Provided data:
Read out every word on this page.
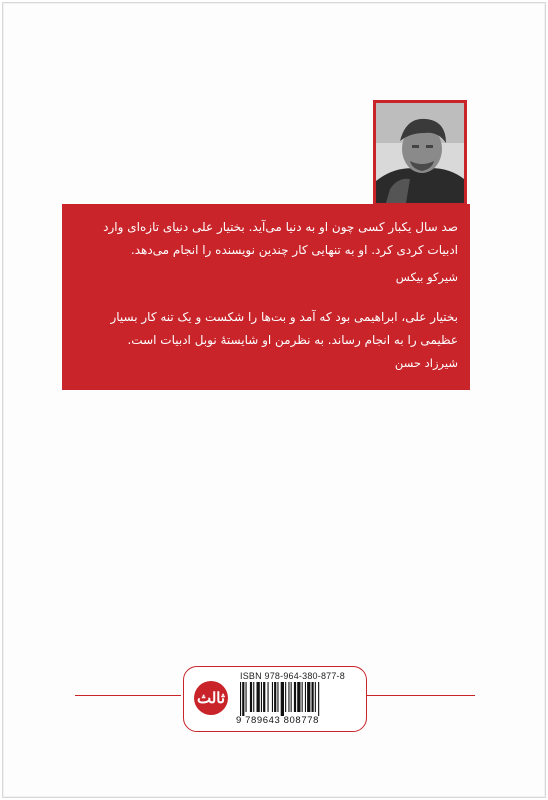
صد سال یکبار کسی چون او به دنیا می‌آید. بختیار علی دنیای تازه‌ای وارد ادبیات کردی کرد. او به تنهایی کار چندین نویسنده را انجام می‌دهد.
شیرکو بیکس
بختیار علی، ابراهیمی بود که آمد و بت‌ها را شکست و یک تنه کار بسیار عظیمی را به انجام رساند. به نظرمن او شایستهٔ نوبل ادبیات است.
شیرزاد حسن
ثالث
ISBN 978-964-380-877-8
9 789643 808778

Given request: Pictures in the records should not appear in your copy, but everything else must be transcribed exactly.

Reply:
Read out every word on this page.
صد سال یکبار کسی چون او به دنیا می‌آید. بختیار علی دنیای تازه‌ای وارد ادبیات کردی کرد. او به تنهایی کار چندین نویسنده را انجام می‌دهد.
شیرکو بیکس
بختیار علی، ابراهیمی بود که آمد و بت‌ها را شکست و یک تنه کار بسیار عظیمی را به انجام رساند. به نظرمن او شایستهٔ نوبل ادبیات است.
شیرزاد حسن
ثالث
ISBN 978-964-380-877-8
9 789643 808778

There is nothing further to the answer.